Data listing

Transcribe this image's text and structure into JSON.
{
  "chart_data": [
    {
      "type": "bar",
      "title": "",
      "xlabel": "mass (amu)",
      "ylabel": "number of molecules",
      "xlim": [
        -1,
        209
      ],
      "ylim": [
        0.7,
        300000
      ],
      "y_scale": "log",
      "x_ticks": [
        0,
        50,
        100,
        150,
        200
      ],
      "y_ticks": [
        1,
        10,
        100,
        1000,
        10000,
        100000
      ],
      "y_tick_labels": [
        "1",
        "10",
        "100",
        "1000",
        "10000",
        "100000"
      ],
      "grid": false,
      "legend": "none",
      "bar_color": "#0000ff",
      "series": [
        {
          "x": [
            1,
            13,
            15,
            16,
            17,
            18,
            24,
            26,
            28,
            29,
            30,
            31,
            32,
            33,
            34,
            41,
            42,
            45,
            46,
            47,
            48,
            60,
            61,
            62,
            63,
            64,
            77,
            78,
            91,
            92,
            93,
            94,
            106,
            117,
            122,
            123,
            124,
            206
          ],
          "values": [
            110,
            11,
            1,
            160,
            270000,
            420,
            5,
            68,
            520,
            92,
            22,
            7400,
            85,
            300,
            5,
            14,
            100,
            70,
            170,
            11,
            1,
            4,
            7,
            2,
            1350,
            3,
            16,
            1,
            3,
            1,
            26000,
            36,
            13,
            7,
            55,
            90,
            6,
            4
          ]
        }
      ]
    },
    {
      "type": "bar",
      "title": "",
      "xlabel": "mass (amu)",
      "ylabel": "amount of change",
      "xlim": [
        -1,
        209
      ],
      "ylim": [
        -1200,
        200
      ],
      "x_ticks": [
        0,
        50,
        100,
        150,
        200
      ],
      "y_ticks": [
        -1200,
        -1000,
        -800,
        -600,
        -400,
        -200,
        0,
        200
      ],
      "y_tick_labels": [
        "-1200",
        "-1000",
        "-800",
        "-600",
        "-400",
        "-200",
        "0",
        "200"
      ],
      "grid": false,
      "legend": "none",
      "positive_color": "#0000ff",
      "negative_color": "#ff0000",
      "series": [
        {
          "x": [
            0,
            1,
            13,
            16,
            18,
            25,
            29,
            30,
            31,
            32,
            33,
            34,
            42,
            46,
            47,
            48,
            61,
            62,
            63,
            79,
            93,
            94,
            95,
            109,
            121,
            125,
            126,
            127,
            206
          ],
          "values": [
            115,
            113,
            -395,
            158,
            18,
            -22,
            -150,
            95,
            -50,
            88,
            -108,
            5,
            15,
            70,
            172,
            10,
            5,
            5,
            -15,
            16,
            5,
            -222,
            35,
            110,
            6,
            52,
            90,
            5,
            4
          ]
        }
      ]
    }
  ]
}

= To do =
All of the data needs to be reproduced exactly, with no line missing.

= Output for this exercise =
Transcribe this image's text and structure into JSON.
{
  "chart_data": [
    {
      "type": "bar",
      "title": "",
      "xlabel": "mass (amu)",
      "ylabel": "number of molecules",
      "xlim": [
        -1,
        209
      ],
      "ylim": [
        0.7,
        300000
      ],
      "y_scale": "log",
      "x_ticks": [
        0,
        50,
        100,
        150,
        200
      ],
      "y_ticks": [
        1,
        10,
        100,
        1000,
        10000,
        100000
      ],
      "y_tick_labels": [
        "1",
        "10",
        "100",
        "1000",
        "10000",
        "100000"
      ],
      "grid": false,
      "legend": "none",
      "bar_color": "#0000ff",
      "series": [
        {
          "x": [
            1,
            13,
            15,
            16,
            17,
            18,
            24,
            26,
            28,
            29,
            30,
            31,
            32,
            33,
            34,
            41,
            42,
            45,
            46,
            47,
            48,
            60,
            61,
            62,
            63,
            64,
            77,
            78,
            91,
            92,
            93,
            94,
            106,
            117,
            122,
            123,
            124,
            206
          ],
          "values": [
            110,
            11,
            1,
            160,
            270000,
            420,
            5,
            68,
            520,
            92,
            22,
            7400,
            85,
            300,
            5,
            14,
            100,
            70,
            170,
            11,
            1,
            4,
            7,
            2,
            1350,
            3,
            16,
            1,
            3,
            1,
            26000,
            36,
            13,
            7,
            55,
            90,
            6,
            4
          ]
        }
      ]
    },
    {
      "type": "bar",
      "title": "",
      "xlabel": "mass (amu)",
      "ylabel": "amount of change",
      "xlim": [
        -1,
        209
      ],
      "ylim": [
        -1200,
        200
      ],
      "x_ticks": [
        0,
        50,
        100,
        150,
        200
      ],
      "y_ticks": [
        -1200,
        -1000,
        -800,
        -600,
        -400,
        -200,
        0,
        200
      ],
      "y_tick_labels": [
        "-1200",
        "-1000",
        "-800",
        "-600",
        "-400",
        "-200",
        "0",
        "200"
      ],
      "grid": false,
      "legend": "none",
      "positive_color": "#0000ff",
      "negative_color": "#ff0000",
      "series": [
        {
          "x": [
            0,
            1,
            13,
            16,
            18,
            25,
            29,
            30,
            31,
            32,
            33,
            34,
            42,
            46,
            47,
            48,
            61,
            62,
            63,
            79,
            93,
            94,
            95,
            109,
            121,
            125,
            126,
            127,
            206
          ],
          "values": [
            115,
            113,
            -395,
            158,
            18,
            -22,
            -150,
            95,
            -50,
            88,
            -108,
            5,
            15,
            70,
            172,
            10,
            5,
            5,
            -15,
            16,
            5,
            -222,
            35,
            110,
            6,
            52,
            90,
            5,
            4
          ]
        }
      ]
    }
  ]
}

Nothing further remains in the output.